#### The task
Return all of the entries exactly, with nothing added or left out.

BEGIN

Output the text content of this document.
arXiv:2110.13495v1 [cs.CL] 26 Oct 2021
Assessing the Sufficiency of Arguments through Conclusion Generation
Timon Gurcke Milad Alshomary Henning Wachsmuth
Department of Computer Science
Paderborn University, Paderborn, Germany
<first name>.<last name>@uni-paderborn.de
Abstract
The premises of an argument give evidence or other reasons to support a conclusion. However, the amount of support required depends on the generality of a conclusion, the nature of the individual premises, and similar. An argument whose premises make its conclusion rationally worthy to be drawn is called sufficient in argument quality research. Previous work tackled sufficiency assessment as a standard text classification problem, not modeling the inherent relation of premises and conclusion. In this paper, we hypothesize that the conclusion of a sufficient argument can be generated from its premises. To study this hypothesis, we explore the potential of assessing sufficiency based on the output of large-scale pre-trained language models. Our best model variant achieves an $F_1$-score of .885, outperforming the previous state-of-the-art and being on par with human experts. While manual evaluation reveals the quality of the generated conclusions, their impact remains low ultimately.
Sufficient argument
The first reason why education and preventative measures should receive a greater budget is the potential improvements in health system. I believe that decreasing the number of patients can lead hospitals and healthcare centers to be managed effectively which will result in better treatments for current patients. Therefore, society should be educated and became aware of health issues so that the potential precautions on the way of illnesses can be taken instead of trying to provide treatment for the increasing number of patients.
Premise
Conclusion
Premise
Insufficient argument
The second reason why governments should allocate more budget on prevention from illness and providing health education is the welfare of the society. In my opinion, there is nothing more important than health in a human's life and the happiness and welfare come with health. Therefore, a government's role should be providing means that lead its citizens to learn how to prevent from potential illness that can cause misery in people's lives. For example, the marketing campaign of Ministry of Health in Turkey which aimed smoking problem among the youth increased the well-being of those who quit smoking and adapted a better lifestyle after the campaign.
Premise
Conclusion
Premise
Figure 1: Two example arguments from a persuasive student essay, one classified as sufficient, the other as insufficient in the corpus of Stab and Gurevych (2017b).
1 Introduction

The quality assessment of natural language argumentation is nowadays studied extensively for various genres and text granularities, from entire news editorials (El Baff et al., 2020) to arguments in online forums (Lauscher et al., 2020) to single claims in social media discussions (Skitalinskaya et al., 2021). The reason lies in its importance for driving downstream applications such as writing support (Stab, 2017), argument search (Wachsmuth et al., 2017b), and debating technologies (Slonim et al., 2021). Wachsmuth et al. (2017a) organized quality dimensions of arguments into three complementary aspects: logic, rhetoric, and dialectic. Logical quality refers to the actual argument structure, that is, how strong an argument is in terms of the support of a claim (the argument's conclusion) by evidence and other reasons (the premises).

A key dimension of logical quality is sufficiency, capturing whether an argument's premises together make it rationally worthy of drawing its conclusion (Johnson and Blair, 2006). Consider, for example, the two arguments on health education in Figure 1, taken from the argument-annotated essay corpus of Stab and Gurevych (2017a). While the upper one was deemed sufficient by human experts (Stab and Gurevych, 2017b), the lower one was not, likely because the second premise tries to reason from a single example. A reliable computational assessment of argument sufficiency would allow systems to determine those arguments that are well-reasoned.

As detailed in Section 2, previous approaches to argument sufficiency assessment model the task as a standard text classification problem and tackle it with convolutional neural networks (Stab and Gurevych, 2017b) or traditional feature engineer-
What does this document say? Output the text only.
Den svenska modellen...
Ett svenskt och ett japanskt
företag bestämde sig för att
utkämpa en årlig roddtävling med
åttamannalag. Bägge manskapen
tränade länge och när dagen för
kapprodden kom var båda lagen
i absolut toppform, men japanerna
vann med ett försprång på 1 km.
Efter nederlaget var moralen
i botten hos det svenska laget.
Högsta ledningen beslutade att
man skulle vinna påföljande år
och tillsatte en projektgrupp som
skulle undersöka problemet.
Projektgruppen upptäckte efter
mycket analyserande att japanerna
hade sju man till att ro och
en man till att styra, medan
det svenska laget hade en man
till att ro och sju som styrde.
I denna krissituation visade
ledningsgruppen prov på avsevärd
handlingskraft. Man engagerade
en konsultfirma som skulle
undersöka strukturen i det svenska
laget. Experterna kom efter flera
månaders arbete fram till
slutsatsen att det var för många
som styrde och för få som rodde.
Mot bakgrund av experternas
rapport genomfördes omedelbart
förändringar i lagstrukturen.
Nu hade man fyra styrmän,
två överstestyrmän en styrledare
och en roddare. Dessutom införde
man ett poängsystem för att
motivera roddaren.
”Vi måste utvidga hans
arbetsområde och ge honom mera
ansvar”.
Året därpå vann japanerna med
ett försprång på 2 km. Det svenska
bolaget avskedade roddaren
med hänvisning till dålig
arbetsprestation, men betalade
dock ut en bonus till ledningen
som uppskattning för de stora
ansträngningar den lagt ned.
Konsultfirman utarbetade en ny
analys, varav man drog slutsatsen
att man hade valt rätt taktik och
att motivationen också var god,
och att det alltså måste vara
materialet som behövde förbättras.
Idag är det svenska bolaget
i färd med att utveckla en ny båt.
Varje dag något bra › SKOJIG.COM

END

#### Exercise result
Output the text content of this document.
arXiv:2110.13495v1 [cs.CL] 26 Oct 2021
Assessing the Sufficiency of Arguments through Conclusion Generation
Timon Gurcke Milad Alshomary Henning Wachsmuth
Department of Computer Science
Paderborn University, Paderborn, Germany
<first name>.<last name>@uni-paderborn.de
Abstract
The premises of an argument give evidence or other reasons to support a conclusion. However, the amount of support required depends on the generality of a conclusion, the nature of the individual premises, and similar. An argument whose premises make its conclusion rationally worthy to be drawn is called sufficient in argument quality research. Previous work tackled sufficiency assessment as a standard text classification problem, not modeling the inherent relation of premises and conclusion. In this paper, we hypothesize that the conclusion of a sufficient argument can be generated from its premises. To study this hypothesis, we explore the potential of assessing sufficiency based on the output of large-scale pre-trained language models. Our best model variant achieves an $F_1$-score of .885, outperforming the previous state-of-the-art and being on par with human experts. While manual evaluation reveals the quality of the generated conclusions, their impact remains low ultimately.
Sufficient argument
The first reason why education and preventative measures should receive a greater budget is the potential improvements in health system. I believe that decreasing the number of patients can lead hospitals and healthcare centers to be managed effectively which will result in better treatments for current patients. Therefore, society should be educated and became aware of health issues so that the potential precautions on the way of illnesses can be taken instead of trying to provide treatment for the increasing number of patients.
Premise
Conclusion
Premise
Insufficient argument
The second reason why governments should allocate more budget on prevention from illness and providing health education is the welfare of the society. In my opinion, there is nothing more important than health in a human's life and the happiness and welfare come with health. Therefore, a government's role should be providing means that lead its citizens to learn how to prevent from potential illness that can cause misery in people's lives. For example, the marketing campaign of Ministry of Health in Turkey which aimed smoking problem among the youth increased the well-being of those who quit smoking and adapted a better lifestyle after the campaign.
Premise
Conclusion
Premise
Figure 1: Two example arguments from a persuasive student essay, one classified as sufficient, the other as insufficient in the corpus of Stab and Gurevych (2017b).
1 Introduction

The quality assessment of natural language argumentation is nowadays studied extensively for various genres and text granularities, from entire news editorials (El Baff et al., 2020) to arguments in online forums (Lauscher et al., 2020) to single claims in social media discussions (Skitalinskaya et al., 2021). The reason lies in its importance for driving downstream applications such as writing support (Stab, 2017), argument search (Wachsmuth et al., 2017b), and debating technologies (Slonim et al., 2021). Wachsmuth et al. (2017a) organized quality dimensions of arguments into three complementary aspects: logic, rhetoric, and dialectic. Logical quality refers to the actual argument structure, that is, how strong an argument is in terms of the support of a claim (the argument's conclusion) by evidence and other reasons (the premises).

A key dimension of logical quality is sufficiency, capturing whether an argument's premises together make it rationally worthy of drawing its conclusion (Johnson and Blair, 2006). Consider, for example, the two arguments on health education in Figure 1, taken from the argument-annotated essay corpus of Stab and Gurevych (2017a). While the upper one was deemed sufficient by human experts (Stab and Gurevych, 2017b), the lower one was not, likely because the second premise tries to reason from a single example. A reliable computational assessment of argument sufficiency would allow systems to determine those arguments that are well-reasoned.

As detailed in Section 2, previous approaches to argument sufficiency assessment model the task as a standard text classification problem and tackle it with convolutional neural networks (Stab and Gurevych, 2017b) or traditional feature engineer-
What does this document say? Output the text only.
Den svenska modellen...
Ett svenskt och ett japanskt
företag bestämde sig för att
utkämpa en årlig roddtävling med
åttamannalag. Bägge manskapen
tränade länge och när dagen för
kapprodden kom var båda lagen
i absolut toppform, men japanerna
vann med ett försprång på 1 km.
Efter nederlaget var moralen
i botten hos det svenska laget.
Högsta ledningen beslutade att
man skulle vinna påföljande år
och tillsatte en projektgrupp som
skulle undersöka problemet.
Projektgruppen upptäckte efter
mycket analyserande att japanerna
hade sju man till att ro och
en man till att styra, medan
det svenska laget hade en man
till att ro och sju som styrde.
I denna krissituation visade
ledningsgruppen prov på avsevärd
handlingskraft. Man engagerade
en konsultfirma som skulle
undersöka strukturen i det svenska
laget. Experterna kom efter flera
månaders arbete fram till
slutsatsen att det var för många
som styrde och för få som rodde.
Mot bakgrund av experternas
rapport genomfördes omedelbart
förändringar i lagstrukturen.
Nu hade man fyra styrmän,
två överstestyrmän en styrledare
och en roddare. Dessutom införde
man ett poängsystem för att
motivera roddaren.
”Vi måste utvidga hans
arbetsområde och ge honom mera
ansvar”.
Året därpå vann japanerna med
ett försprång på 2 km. Det svenska
bolaget avskedade roddaren
med hänvisning till dålig
arbetsprestation, men betalade
dock ut en bonus till ledningen
som uppskattning för de stora
ansträngningar den lagt ned.
Konsultfirman utarbetade en ny
analys, varav man drog slutsatsen
att man hade valt rätt taktik och
att motivationen också var god,
och att det alltså måste vara
materialet som behövde förbättras.
Idag är det svenska bolaget
i färd med att utveckla en ny båt.
Varje dag något bra › SKOJIG.COM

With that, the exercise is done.